— Data entries —
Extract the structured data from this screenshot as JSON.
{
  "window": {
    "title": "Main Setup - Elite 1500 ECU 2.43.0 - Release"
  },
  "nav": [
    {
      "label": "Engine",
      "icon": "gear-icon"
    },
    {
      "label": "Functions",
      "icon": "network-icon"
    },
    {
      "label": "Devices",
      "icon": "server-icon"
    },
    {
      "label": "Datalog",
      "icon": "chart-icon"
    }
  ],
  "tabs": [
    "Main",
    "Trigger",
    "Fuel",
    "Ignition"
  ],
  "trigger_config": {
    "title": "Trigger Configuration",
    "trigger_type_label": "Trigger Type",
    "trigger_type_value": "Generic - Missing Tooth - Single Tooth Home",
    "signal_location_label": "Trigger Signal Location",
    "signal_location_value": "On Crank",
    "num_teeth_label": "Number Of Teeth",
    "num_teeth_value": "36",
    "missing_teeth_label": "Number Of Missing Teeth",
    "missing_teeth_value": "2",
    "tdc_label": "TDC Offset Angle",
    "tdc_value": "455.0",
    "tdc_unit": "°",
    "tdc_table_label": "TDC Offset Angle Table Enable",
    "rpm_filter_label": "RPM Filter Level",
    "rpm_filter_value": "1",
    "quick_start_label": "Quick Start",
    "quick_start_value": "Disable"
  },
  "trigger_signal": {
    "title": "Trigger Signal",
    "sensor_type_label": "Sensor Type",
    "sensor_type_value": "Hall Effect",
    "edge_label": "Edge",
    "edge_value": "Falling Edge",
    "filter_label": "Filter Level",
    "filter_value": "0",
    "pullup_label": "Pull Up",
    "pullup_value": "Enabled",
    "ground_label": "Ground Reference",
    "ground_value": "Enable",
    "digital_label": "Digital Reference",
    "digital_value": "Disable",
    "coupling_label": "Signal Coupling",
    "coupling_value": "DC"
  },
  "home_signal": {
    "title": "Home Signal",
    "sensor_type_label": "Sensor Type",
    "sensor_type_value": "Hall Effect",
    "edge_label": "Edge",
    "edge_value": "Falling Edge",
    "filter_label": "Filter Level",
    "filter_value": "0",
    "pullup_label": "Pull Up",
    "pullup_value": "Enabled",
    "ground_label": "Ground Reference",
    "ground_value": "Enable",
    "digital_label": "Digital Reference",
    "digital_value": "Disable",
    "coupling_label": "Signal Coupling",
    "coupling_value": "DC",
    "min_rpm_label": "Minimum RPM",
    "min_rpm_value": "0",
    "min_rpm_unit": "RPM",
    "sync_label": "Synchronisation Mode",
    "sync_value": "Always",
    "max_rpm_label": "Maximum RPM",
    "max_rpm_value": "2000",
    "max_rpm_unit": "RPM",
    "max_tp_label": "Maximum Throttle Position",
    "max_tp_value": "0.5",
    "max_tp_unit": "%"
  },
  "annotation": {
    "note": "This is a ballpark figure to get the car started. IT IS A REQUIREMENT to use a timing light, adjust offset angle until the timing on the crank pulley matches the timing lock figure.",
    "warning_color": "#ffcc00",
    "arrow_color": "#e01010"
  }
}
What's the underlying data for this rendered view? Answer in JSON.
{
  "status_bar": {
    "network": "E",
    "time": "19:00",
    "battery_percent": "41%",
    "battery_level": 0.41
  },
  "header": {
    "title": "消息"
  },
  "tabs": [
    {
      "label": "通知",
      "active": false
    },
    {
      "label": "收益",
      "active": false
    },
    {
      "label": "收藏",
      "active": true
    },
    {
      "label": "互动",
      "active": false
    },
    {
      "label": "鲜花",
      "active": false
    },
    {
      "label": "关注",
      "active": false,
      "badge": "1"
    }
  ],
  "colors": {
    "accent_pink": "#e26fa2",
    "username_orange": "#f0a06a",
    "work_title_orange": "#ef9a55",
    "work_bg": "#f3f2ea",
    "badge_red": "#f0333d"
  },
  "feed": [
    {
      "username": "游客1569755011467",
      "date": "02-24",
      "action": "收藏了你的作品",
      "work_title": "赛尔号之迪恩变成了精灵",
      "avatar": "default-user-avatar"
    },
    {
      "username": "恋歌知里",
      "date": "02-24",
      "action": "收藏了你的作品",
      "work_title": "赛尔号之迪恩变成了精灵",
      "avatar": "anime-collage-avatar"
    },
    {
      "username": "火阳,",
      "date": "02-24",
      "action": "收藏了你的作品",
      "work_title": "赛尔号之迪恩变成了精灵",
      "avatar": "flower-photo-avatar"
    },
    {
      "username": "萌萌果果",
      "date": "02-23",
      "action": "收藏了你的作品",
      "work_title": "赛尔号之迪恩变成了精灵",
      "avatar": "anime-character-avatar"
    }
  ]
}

— DO THIS —
Select every line above that contains the word "Maximum", and copy it.

— WRITTEN REPLY —
    "max_rpm_label": "Maximum RPM",
    "max_tp_label": "Maximum Throttle Position",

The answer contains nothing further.